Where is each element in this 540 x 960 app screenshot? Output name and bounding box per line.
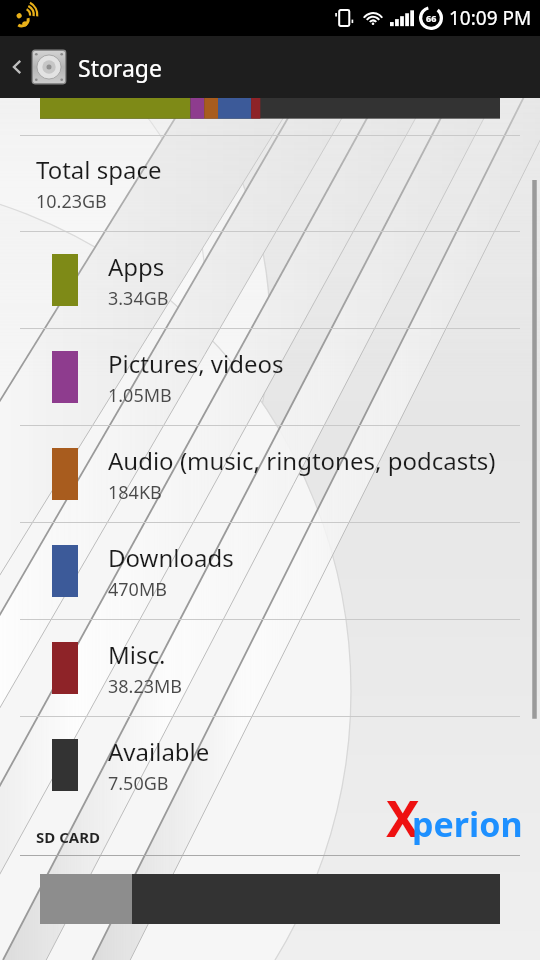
staticText: 10.23GB [36,189,107,214]
staticText: SD CARD [36,827,100,847]
button[interactable]: Downloads [0,523,540,619]
button[interactable]: Available [0,717,540,813]
staticText: Apps [108,250,165,283]
staticText: 66 [426,12,437,24]
staticText: Storage [78,52,162,83]
staticText: Total space [36,153,162,186]
staticText: Available [108,735,210,768]
button[interactable]: Audio (music, ringtones, podcasts) [0,426,540,522]
staticText: 3.34GB [108,286,169,311]
button[interactable]: Apps [0,232,540,328]
staticText: 10:09 PM [449,5,532,31]
staticText: 7.50GB [108,771,169,796]
button[interactable]: Pictures, videos [0,329,540,425]
staticText: 184KB [108,480,162,505]
staticText: Downloads [108,541,234,574]
staticText: Pictures, videos [108,347,284,380]
staticText: 1.05MB [108,383,172,408]
staticText: X [386,784,420,852]
staticText: Misc. [108,638,166,671]
button[interactable]: Misc. [0,620,540,716]
staticText: 38.23MB [108,674,183,699]
staticText: perion [412,801,523,847]
staticText: Audio (music, ringtones, podcasts) [108,444,496,477]
staticText: 470MB [108,577,167,602]
button[interactable]: Total space [0,136,540,231]
button[interactable]: Navigate up, Storage [0,36,540,98]
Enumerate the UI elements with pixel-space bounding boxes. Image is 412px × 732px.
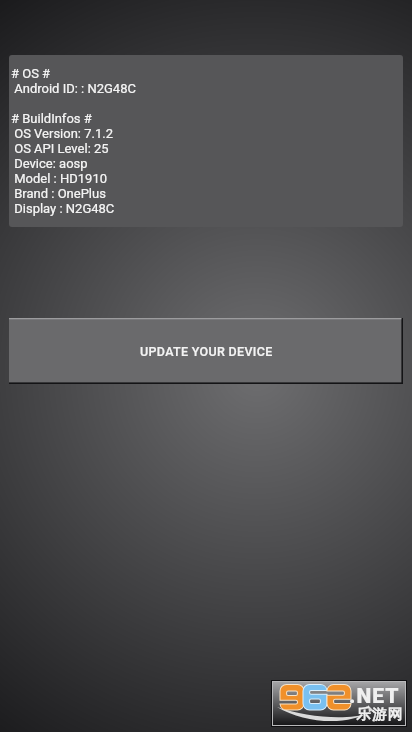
staticText: # OS # Android ID: : N2G48C # BuildInfos… [11, 66, 136, 216]
staticText: .NET [349, 684, 400, 709]
button[interactable]: UPDATE YOUR DEVICE [9, 318, 403, 384]
staticText: UPDATE YOUR DEVICE [140, 344, 273, 359]
staticText: 乐游网 [356, 705, 404, 723]
other: 962.NET watermark [271, 680, 407, 727]
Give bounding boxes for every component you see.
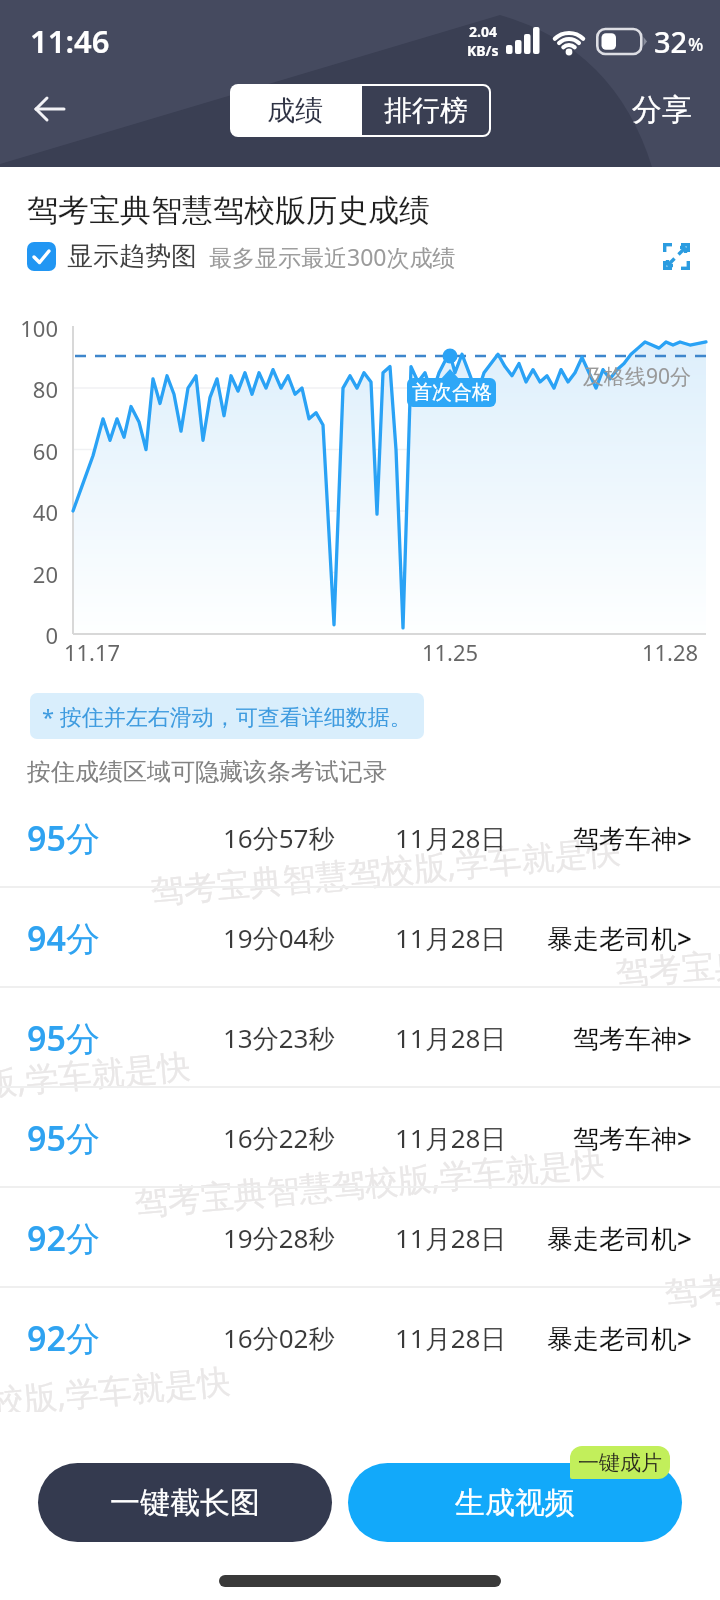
# # #
> _Your goal_
Present every line of the rows above as a JSON list of strings, one string per line, omitting blank lines and leaving out the pictures.

> _Response to the exercise_
[
  "Where is each element in this 540 x 960 app screenshot? Output name and bounding box per line.",
  "staticText: 10.23GB [36,189,107,214]",
  "staticText: SD CARD [36,827,100,847]",
  "button[interactable]: Downloads [0,523,540,619]",
  "button[interactable]: Available [0,717,540,813]",
  "staticText: Apps [108,250,165,283]",
  "staticText: 66 [426,12,437,24]",
  "staticText: Storage [78,52,162,83]",
  "staticText: Total space [36,153,162,186]",
  "staticText: Available [108,735,210,768]",
  "button[interactable]: Audio (music, ringtones, podcasts) [0,426,540,522]",
  "staticText: 3.34GB [108,286,169,311]",
  "button[interactable]: Apps [0,232,540,328]",
  "staticText: 10:09 PM [449,5,532,31]",
  "staticText: 7.50GB [108,771,169,796]",
  "button[interactable]: Pictures, videos [0,329,540,425]",
  "staticText: 184KB [108,480,162,505]",
  "staticText: Downloads [108,541,234,574]",
  "staticText: Pictures, videos [108,347,284,380]",
  "staticText: 1.05MB [108,383,172,408]",
  "staticText: X [386,784,420,852]",
  "staticText: Misc. [108,638,166,671]",
  "button[interactable]: Misc. [0,620,540,716]",
  "staticText: 38.23MB [108,674,183,699]",
  "staticText: perion [412,801,523,847]",
  "staticText: Audio (music, ringtones, podcasts) [108,444,496,477]",
  "staticText: 470MB [108,577,167,602]",
  "button[interactable]: Total space [0,136,540,231]",
  "button[interactable]: Navigate up, Storage [0,36,540,98]",
  "Enumerate the UI elements with pixel-space bounding boxes. Image is 412px × 732px.",
  "staticText: # OS # Android ID: : N2G48C # BuildInfos… [11, 66, 136, 216]",
  "staticText: .NET [349, 684, 400, 709]",
  "button[interactable]: UPDATE YOUR DEVICE [9, 318, 403, 384]",
  "staticText: UPDATE YOUR DEVICE [140, 344, 273, 359]",
  "staticText: 乐游网 [356, 705, 404, 723]",
  "other: 962.NET watermark [271, 680, 407, 727]",
  "Give bounding boxes for every component you see."
]